▶ AIM
Images should be left out, and everything else in the listing reproduced exactly.

┄┄┄┄┄┄

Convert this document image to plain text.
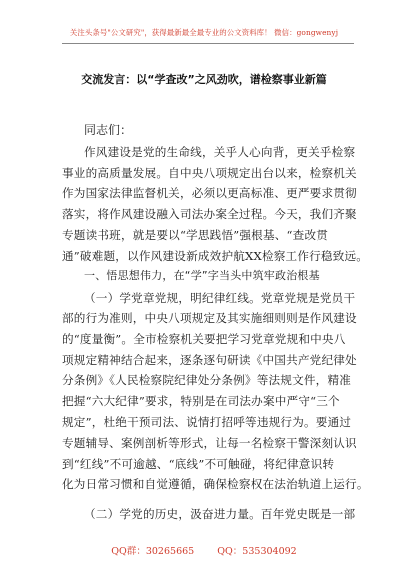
关注头条号"公文研究"，获得最新最全最专业的公文资料库！ 微信：gongwenyj
交流发言：以“学查改”之风劲吹，谱检察事业新篇
同志们：
作风建设是党的生命线，关乎人心向背，更关乎检察
事业的高质量发展。自中央八项规定出台以来，检察机关
作为国家法律监督机关，必须以更高标准、更严要求贯彻
落实，将作风建设融入司法办案全过程。今天，我们齐聚
专题读书班，就是要以“学思践悟”强根基、“查改贯
通”破难题，以作风建设新成效护航XX检察工作行稳致远。
一、悟思想伟力，在“学”字当头中筑牢政治根基
（一）学党章党规，明纪律红线。党章党规是党员干
部的行为准则，中央八项规定及其实施细则则是作风建设
的“度量衡”。全市检察机关要把学习党章党规和中央八
项规定精神结合起来，逐条逐句研读《中国共产党纪律处
分条例》《人民检察院纪律处分条例》等法规文件，精准
把握“六大纪律”要求，特别是在司法办案中严守“三个
规定”，杜绝干预司法、说情打招呼等违规行为。要通过
专题辅导、案例剖析等形式，让每一名检察干警深刻认识
到“红线”不可逾越、“底线”不可触碰，将纪律意识转
化为日常习惯和自觉遵循，确保检察权在法治轨道上运行。
（二）学党的历史，汲奋进力量。百年党史既是一部
QQ群：30265665 QQ：535304092
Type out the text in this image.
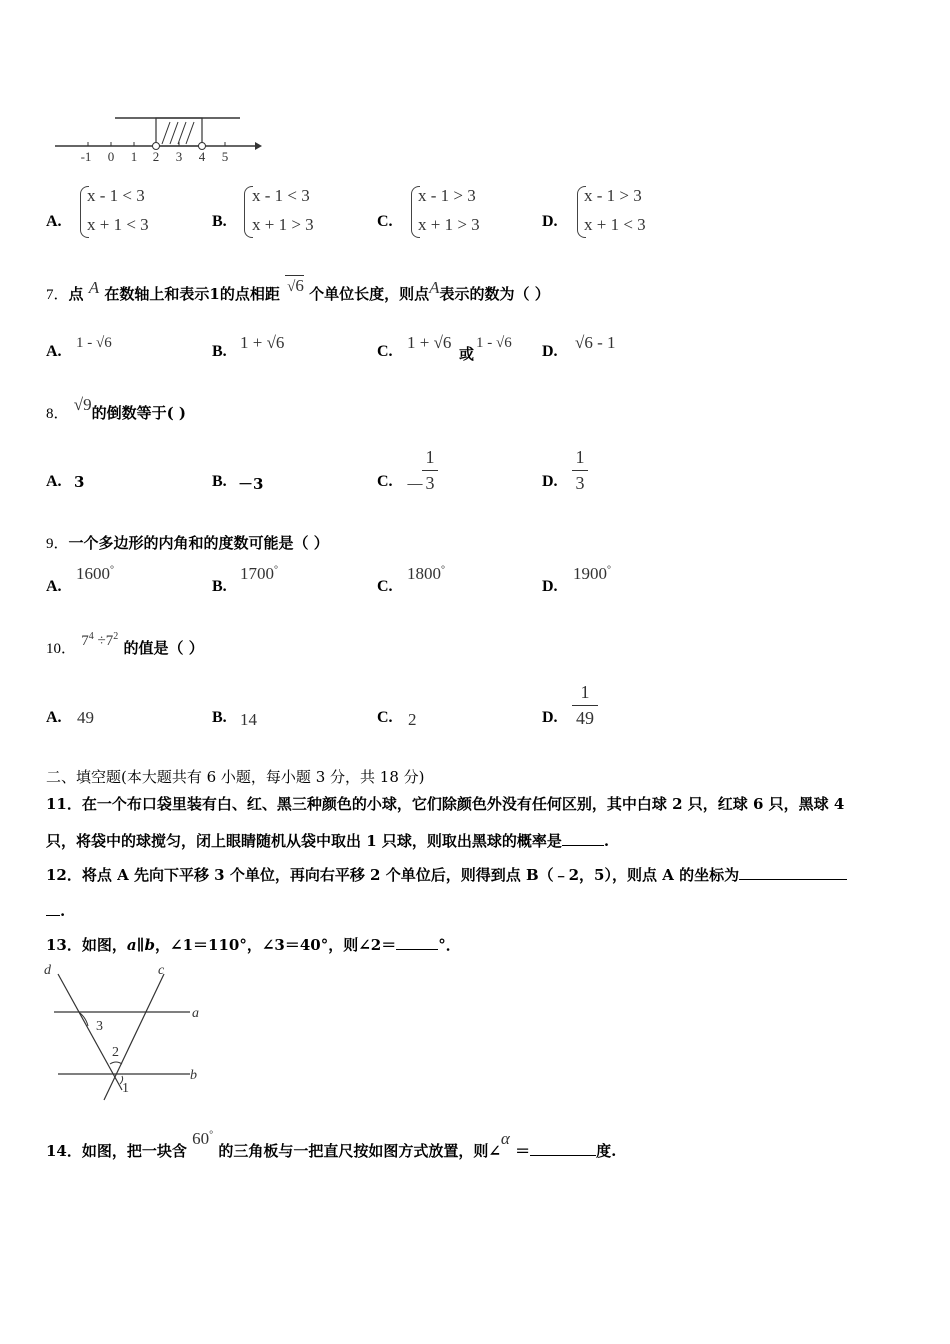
-1 0 1 2 3 4 5
A.
x - 1 < 3
x + 1 < 3	B.
x - 1 < 3
x + 1 > 3	C.
x - 1 > 3
x + 1 > 3	D.
x - 1 > 3
x + 1 < 3
7．点 A 在数轴上和表示1的点相距 √6 个单位长度，则点A表示的数为（ ）
A. 1 - √6	B. 1 + √6	C. 1 + √6
或
1 - √6 D. √6 - 1
8． √9的倒数等于( )
A. 3	B. －3	C. －
1
3	D.
1
3
9．一个多边形的内角和的度数可能是（ ）
A.
1600°
B.
1700°
C.
1800°
D.
1900°
10． $7^4 \div 7^2$ 的值是（ ）
A. 49	B. 14	C. 2	D.
1
49
二、填空题(本大题共有 6 小题，每小题 3 分，共 18 分)
11．在一个布口袋里装有白、红、黑三种颜色的小球，它们除颜色外没有任何区别，其中白球 2 只，红球 6 只，黑球 4
只，将袋中的球搅匀，闭上眼睛随机从袋中取出 1 只球，则取出黑球的概率是	.
12．将点 A 先向下平移 3 个单位，再向右平移 2 个单位后，则得到点 B（﹣2，5），则点 A 的坐标为
.
13．如图，a∥b，∠1＝110°，∠3＝40°，则∠2＝	°．
d	c
a
b
3
2
1
14．如图，把一块含 60° 的三角板与一把直尺按如图方式放置，则∠α ＝	度.
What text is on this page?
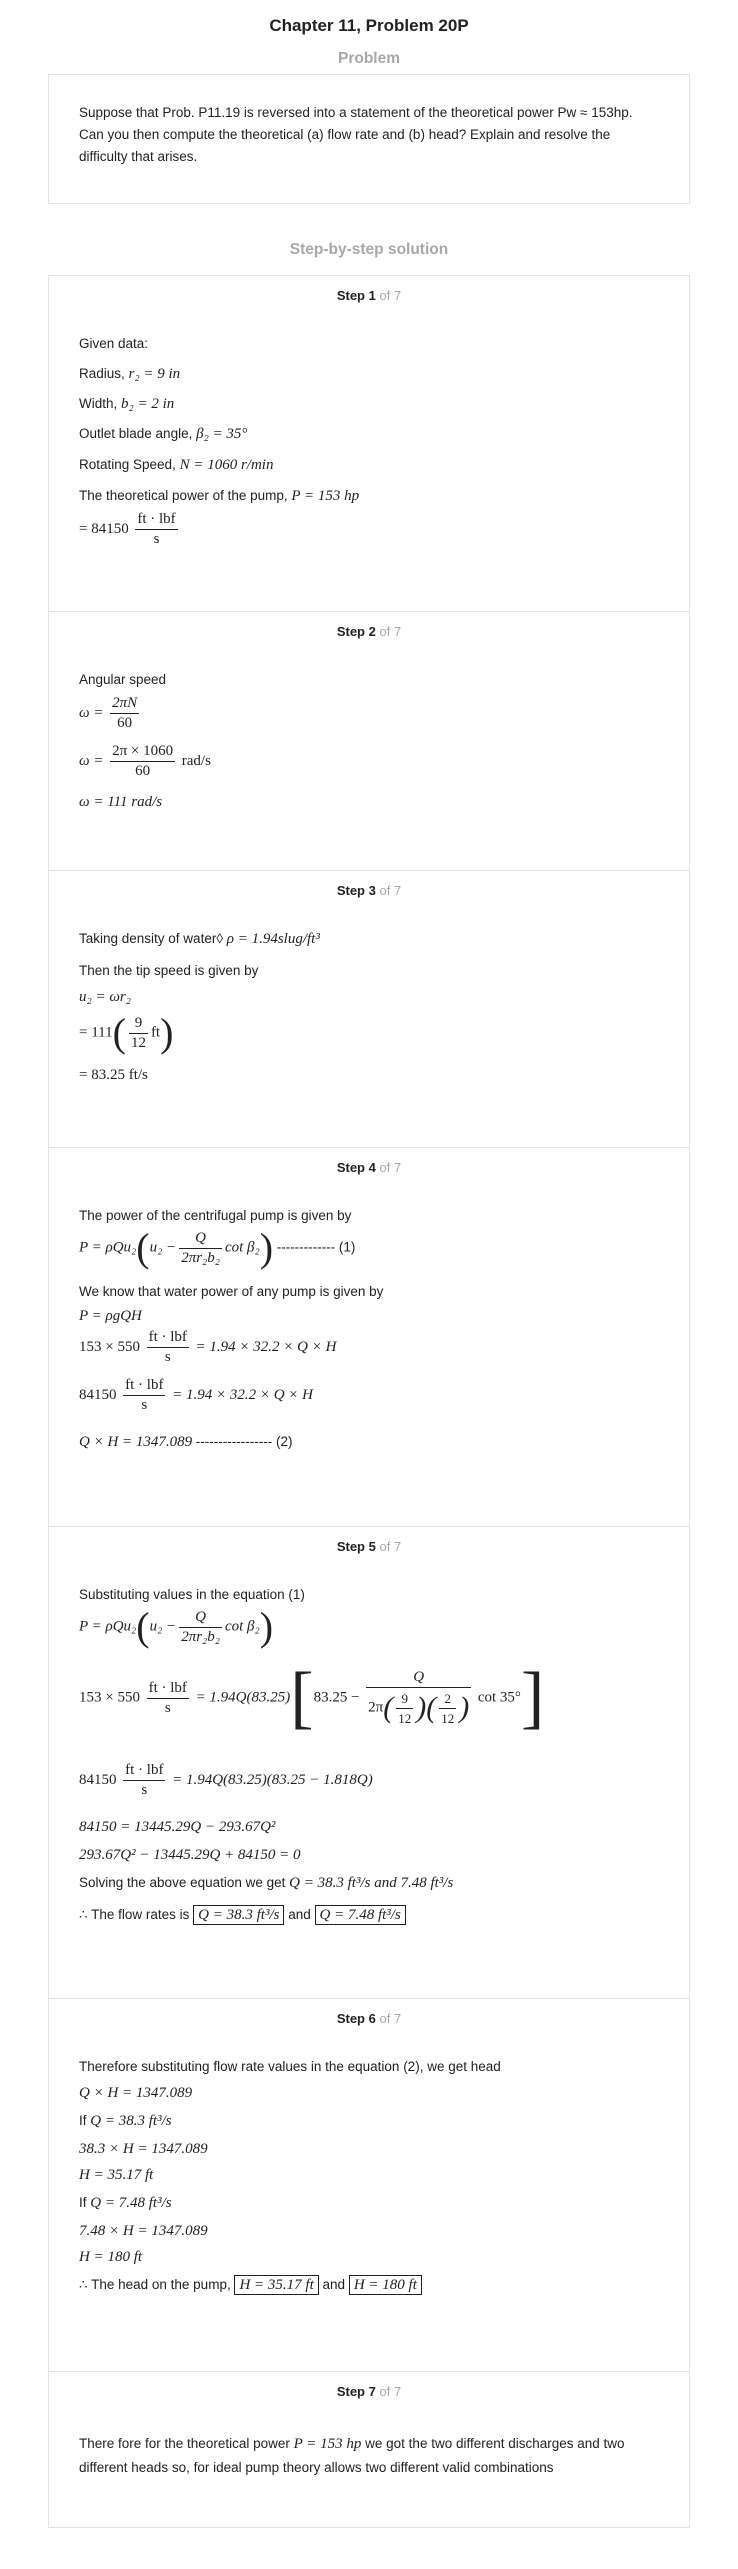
Chapter 11, Problem 20P
Problem
Suppose that Prob. P11.19 is reversed into a statement of the theoretical power Pw ≈ 153hp. Can you then compute the theoretical (a) flow rate and (b) head? Explain and resolve the difficulty that arises.
Step-by-step solution
Step 1 of 7
Given data:
Radius, r₂ = 9 in
Width, b₂ = 2 in
Outlet blade angle, β₂ = 35°
Rotating Speed, N = 1060 r/min
The theoretical power of the pump, P = 153 hp
= $84150 \frac{\text{ft · lbf}}{s}$
Step 2 of 7
Angular speed
$\omega = \frac{2\pi N}{60}$
$\omega = \frac{2\pi \times 1060}{60} rad/s$
ω = 111 rad/s
Step 3 of 7
Taking density of water◊ ρ = 1.94slug/ft³
Then the tip speed is given by
u₂ = ωr₂
= $111( \frac{9}{12} ft)$
= 83.25 ft/s
Step 4 of 7
The power of the centrifugal pump is given by
$P = \rho Qu_2(u_2 - \frac{Q}{\text{2πr₂b₂}}$ cot β₂) ------------- (1)
We know that water power of any pump is given by
P = ρgQH
$153 \times 550 \frac{\text{ft · lbf}}{s} = 1.94 \times 32.2 \times Q \times H$
$84150 \frac{\text{ft · lbf}}{s} = 1.94 \times 32.2 \times Q \times H$
Q × H = 1347.089 ----------------- (2)
Step 5 of 7
Substituting values in the equation (1)
$P = \rho Qu_2(u_2 - \frac{Q}{\text{2πr₂b₂}}$ cot β₂)
$153 \times 550 \frac{\text{ft · lbf}}{s} = 1.94Q(83.25)[83.25 - \frac{Q}{2\pi( \frac{9}{12} )( \frac{2}{12} )}$ cot 35°]
$84150 \frac{\text{ft · lbf}}{s} = 1.94Q(83.25)(83.25 - 1.818Q)$
84150 = 13445.29Q − 293.67Q²
293.67Q² − 13445.29Q + 84150 = 0
Solving the above equation we get Q = 38.3 ft³/s and 7.48 ft³/s
∴ The flow rates is Q = 38.3 ft³/s and Q = 7.48 ft³/s
Step 6 of 7
Therefore substituting flow rate values in the equation (2), we get head
Q × H = 1347.089
If Q = 38.3 ft³/s
38.3 × H = 1347.089
H = 35.17 ft
If Q = 7.48 ft³/s
7.48 × H = 1347.089
H = 180 ft
∴ The head on the pump, H = 35.17 ft and H = 180 ft
Step 7 of 7
There fore for the theoretical power P = 153 hp we got the two different discharges and two different heads so, for ideal pump theory allows two different valid combinations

┄┄┄┄┄┄

▶ RESPONSE TO THE EXERCISE
Convert this document image to plain text.
关注头条号"公文研究"，获得最新最全最专业的公文资料库！ 微信：gongwenyj
交流发言：以“学查改”之风劲吹，谱检察事业新篇
同志们：
作风建设是党的生命线，关乎人心向背，更关乎检察
事业的高质量发展。自中央八项规定出台以来，检察机关
作为国家法律监督机关，必须以更高标准、更严要求贯彻
落实，将作风建设融入司法办案全过程。今天，我们齐聚
专题读书班，就是要以“学思践悟”强根基、“查改贯
通”破难题，以作风建设新成效护航XX检察工作行稳致远。
一、悟思想伟力，在“学”字当头中筑牢政治根基
（一）学党章党规，明纪律红线。党章党规是党员干
部的行为准则，中央八项规定及其实施细则则是作风建设
的“度量衡”。全市检察机关要把学习党章党规和中央八
项规定精神结合起来，逐条逐句研读《中国共产党纪律处
分条例》《人民检察院纪律处分条例》等法规文件，精准
把握“六大纪律”要求，特别是在司法办案中严守“三个
规定”，杜绝干预司法、说情打招呼等违规行为。要通过
专题辅导、案例剖析等形式，让每一名检察干警深刻认识
到“红线”不可逾越、“底线”不可触碰，将纪律意识转
化为日常习惯和自觉遵循，确保检察权在法治轨道上运行。
（二）学党的历史，汲奋进力量。百年党史既是一部
QQ群：30265665 QQ：535304092
Type out the text in this image.
-1 0 1 2 3 4 5
A.
x - 1 < 3
x + 1 < 3	B.
x - 1 < 3
x + 1 > 3	C.
x - 1 > 3
x + 1 > 3	D.
x - 1 > 3
x + 1 < 3
7．点 A 在数轴上和表示1的点相距 √6 个单位长度，则点A表示的数为（ ）
A. 1 - √6	B. 1 + √6	C. 1 + √6
或
1 - √6 D. √6 - 1
8． √9的倒数等于( )
A. 3	B. －3	C. －
1
3	D.
1
3
9．一个多边形的内角和的度数可能是（ ）
A.
1600°
B.
1700°
C.
1800°
D.
1900°
10． $7^4 \div 7^2$ 的值是（ ）
A. 49	B. 14	C. 2	D.
1
49
二、填空题(本大题共有 6 小题，每小题 3 分，共 18 分)
11．在一个布口袋里装有白、红、黑三种颜色的小球，它们除颜色外没有任何区别，其中白球 2 只，红球 6 只，黑球 4
只，将袋中的球搅匀，闭上眼睛随机从袋中取出 1 只球，则取出黑球的概率是	.
12．将点 A 先向下平移 3 个单位，再向右平移 2 个单位后，则得到点 B（﹣2，5），则点 A 的坐标为
.
13．如图，a∥b，∠1＝110°，∠3＝40°，则∠2＝	°．
d	c
a
b
3
2
1
14．如图，把一块含 60° 的三角板与一把直尺按如图方式放置，则∠α ＝	度.
What text is on this page?
Chapter 11, Problem 20P
Problem
Suppose that Prob. P11.19 is reversed into a statement of the theoretical power Pw ≈ 153hp. Can you then compute the theoretical (a) flow rate and (b) head? Explain and resolve the difficulty that arises.
Step-by-step solution
Step 1 of 7
Given data:
Radius, r₂ = 9 in
Width, b₂ = 2 in
Outlet blade angle, β₂ = 35°
Rotating Speed, N = 1060 r/min
The theoretical power of the pump, P = 153 hp
= $84150 \frac{\text{ft · lbf}}{s}$
Step 2 of 7
Angular speed
$\omega = \frac{2\pi N}{60}$
$\omega = \frac{2\pi \times 1060}{60} rad/s$
ω = 111 rad/s
Step 3 of 7
Taking density of water◊ ρ = 1.94slug/ft³
Then the tip speed is given by
u₂ = ωr₂
= $111( \frac{9}{12} ft)$
= 83.25 ft/s
Step 4 of 7
The power of the centrifugal pump is given by
$P = \rho Qu_2(u_2 - \frac{Q}{\text{2πr₂b₂}}$ cot β₂) ------------- (1)
We know that water power of any pump is given by
P = ρgQH
$153 \times 550 \frac{\text{ft · lbf}}{s} = 1.94 \times 32.2 \times Q \times H$
$84150 \frac{\text{ft · lbf}}{s} = 1.94 \times 32.2 \times Q \times H$
Q × H = 1347.089 ----------------- (2)
Step 5 of 7
Substituting values in the equation (1)
$P = \rho Qu_2(u_2 - \frac{Q}{\text{2πr₂b₂}}$ cot β₂)
$153 \times 550 \frac{\text{ft · lbf}}{s} = 1.94Q(83.25)[83.25 - \frac{Q}{2\pi( \frac{9}{12} )( \frac{2}{12} )}$ cot 35°]
$84150 \frac{\text{ft · lbf}}{s} = 1.94Q(83.25)(83.25 - 1.818Q)$
84150 = 13445.29Q − 293.67Q²
293.67Q² − 13445.29Q + 84150 = 0
Solving the above equation we get Q = 38.3 ft³/s and 7.48 ft³/s
∴ The flow rates is Q = 38.3 ft³/s and Q = 7.48 ft³/s
Step 6 of 7
Therefore substituting flow rate values in the equation (2), we get head
Q × H = 1347.089
If Q = 38.3 ft³/s
38.3 × H = 1347.089
H = 35.17 ft
If Q = 7.48 ft³/s
7.48 × H = 1347.089
H = 180 ft
∴ The head on the pump, H = 35.17 ft and H = 180 ft
Step 7 of 7
There fore for the theoretical power P = 153 hp we got the two different discharges and two different heads so, for ideal pump theory allows two different valid combinations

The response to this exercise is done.